WHAT THIS TASK INVOLVES: Below are records. Copy every line with "SWITCH" in it.

***

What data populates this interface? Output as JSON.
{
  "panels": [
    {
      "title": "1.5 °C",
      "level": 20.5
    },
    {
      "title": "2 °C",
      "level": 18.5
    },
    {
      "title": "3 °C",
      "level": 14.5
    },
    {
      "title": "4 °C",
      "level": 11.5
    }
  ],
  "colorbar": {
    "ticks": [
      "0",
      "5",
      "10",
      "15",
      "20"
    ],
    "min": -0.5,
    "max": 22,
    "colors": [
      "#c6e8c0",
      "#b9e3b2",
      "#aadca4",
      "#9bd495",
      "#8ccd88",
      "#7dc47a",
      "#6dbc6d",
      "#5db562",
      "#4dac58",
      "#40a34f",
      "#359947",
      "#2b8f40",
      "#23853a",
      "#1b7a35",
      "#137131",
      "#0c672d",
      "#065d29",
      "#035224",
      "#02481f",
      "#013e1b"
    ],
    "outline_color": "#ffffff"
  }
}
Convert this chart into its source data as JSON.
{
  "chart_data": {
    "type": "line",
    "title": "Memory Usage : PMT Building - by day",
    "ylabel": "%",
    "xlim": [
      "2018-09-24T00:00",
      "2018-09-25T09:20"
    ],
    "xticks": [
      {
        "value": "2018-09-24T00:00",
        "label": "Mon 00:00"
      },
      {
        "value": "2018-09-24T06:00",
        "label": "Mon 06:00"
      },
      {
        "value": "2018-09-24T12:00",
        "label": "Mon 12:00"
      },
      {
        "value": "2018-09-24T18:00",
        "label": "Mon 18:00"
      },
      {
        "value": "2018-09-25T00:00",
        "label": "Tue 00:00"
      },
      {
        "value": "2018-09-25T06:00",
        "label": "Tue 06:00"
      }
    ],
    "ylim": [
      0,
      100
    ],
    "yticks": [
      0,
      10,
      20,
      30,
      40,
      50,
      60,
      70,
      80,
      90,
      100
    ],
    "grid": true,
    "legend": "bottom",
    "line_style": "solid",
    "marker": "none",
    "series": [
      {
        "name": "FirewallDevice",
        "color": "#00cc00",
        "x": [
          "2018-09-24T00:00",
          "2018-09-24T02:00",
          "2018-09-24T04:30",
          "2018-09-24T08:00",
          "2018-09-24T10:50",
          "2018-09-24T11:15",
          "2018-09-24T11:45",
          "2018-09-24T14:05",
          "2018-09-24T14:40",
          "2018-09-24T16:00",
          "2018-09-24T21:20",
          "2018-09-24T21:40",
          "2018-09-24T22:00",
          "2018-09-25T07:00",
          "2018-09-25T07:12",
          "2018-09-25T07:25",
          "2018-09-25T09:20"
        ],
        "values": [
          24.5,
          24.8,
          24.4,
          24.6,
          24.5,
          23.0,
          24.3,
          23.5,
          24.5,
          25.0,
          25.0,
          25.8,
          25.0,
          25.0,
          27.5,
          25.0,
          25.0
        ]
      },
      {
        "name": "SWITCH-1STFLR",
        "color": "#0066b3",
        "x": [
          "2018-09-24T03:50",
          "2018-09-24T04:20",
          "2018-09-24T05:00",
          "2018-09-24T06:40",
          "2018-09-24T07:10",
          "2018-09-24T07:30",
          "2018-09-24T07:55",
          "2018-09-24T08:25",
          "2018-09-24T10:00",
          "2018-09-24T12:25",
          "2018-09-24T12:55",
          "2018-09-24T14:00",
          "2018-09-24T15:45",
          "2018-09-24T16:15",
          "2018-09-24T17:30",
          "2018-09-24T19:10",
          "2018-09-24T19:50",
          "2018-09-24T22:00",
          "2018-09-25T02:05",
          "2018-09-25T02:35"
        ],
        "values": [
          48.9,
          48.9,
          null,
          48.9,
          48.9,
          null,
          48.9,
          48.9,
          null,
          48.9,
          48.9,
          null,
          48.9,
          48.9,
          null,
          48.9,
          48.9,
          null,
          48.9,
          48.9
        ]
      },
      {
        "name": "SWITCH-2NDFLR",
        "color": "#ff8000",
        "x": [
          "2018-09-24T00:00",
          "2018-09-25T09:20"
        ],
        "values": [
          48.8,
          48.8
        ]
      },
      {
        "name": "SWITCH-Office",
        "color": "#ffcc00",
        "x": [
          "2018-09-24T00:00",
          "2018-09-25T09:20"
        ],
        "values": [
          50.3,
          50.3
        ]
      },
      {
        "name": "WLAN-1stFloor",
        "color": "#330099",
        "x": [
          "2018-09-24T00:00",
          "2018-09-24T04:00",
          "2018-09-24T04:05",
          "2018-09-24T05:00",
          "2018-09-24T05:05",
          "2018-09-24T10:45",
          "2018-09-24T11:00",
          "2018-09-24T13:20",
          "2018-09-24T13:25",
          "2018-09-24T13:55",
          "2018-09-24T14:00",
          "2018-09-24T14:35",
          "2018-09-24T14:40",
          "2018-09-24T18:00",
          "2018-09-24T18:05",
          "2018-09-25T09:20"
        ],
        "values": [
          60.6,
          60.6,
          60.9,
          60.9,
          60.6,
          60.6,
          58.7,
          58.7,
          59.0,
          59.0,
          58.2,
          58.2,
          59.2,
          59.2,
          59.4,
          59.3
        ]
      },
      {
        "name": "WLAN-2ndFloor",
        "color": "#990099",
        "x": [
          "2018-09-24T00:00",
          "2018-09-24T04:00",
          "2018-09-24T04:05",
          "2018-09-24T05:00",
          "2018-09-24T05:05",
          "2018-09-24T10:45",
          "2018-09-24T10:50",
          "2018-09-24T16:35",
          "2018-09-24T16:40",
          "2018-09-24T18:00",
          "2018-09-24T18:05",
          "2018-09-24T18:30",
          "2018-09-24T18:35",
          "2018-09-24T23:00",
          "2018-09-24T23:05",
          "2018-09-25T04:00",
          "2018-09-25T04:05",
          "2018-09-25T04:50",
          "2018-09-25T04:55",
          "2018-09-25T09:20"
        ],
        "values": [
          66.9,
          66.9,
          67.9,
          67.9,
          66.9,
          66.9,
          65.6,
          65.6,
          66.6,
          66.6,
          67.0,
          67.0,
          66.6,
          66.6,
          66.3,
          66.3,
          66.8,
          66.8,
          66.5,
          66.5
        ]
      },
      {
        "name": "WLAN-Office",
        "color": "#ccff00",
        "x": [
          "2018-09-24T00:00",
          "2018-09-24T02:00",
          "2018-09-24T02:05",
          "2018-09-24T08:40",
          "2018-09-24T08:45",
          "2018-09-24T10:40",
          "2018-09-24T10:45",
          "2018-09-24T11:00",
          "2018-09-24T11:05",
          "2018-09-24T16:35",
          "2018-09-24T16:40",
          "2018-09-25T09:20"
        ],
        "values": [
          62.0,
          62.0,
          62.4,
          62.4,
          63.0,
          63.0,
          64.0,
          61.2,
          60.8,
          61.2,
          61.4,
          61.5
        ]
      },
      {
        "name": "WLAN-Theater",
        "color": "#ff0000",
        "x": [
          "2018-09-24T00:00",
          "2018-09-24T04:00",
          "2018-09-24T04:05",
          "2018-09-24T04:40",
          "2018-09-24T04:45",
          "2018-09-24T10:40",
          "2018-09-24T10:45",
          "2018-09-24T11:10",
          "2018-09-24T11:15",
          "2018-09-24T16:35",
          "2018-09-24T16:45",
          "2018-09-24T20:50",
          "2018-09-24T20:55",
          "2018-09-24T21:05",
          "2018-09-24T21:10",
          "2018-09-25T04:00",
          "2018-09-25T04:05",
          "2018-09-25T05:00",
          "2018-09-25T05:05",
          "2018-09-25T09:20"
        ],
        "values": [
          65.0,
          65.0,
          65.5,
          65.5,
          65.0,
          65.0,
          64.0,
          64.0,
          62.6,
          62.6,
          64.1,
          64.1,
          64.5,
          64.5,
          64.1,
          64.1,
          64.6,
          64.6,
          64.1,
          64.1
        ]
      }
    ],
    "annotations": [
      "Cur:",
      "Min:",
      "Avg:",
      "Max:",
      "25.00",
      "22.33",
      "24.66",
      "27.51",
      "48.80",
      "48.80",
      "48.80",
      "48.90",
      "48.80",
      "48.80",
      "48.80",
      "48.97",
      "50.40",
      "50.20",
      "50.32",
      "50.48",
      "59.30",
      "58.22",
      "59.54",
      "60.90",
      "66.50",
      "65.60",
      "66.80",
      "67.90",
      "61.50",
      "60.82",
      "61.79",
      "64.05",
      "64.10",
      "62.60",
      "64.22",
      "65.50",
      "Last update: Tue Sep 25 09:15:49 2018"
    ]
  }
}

***

WRITTEN RESPONSE:
        "name": "SWITCH-1STFLR",
        "name": "SWITCH-2NDFLR",
        "name": "SWITCH-Office",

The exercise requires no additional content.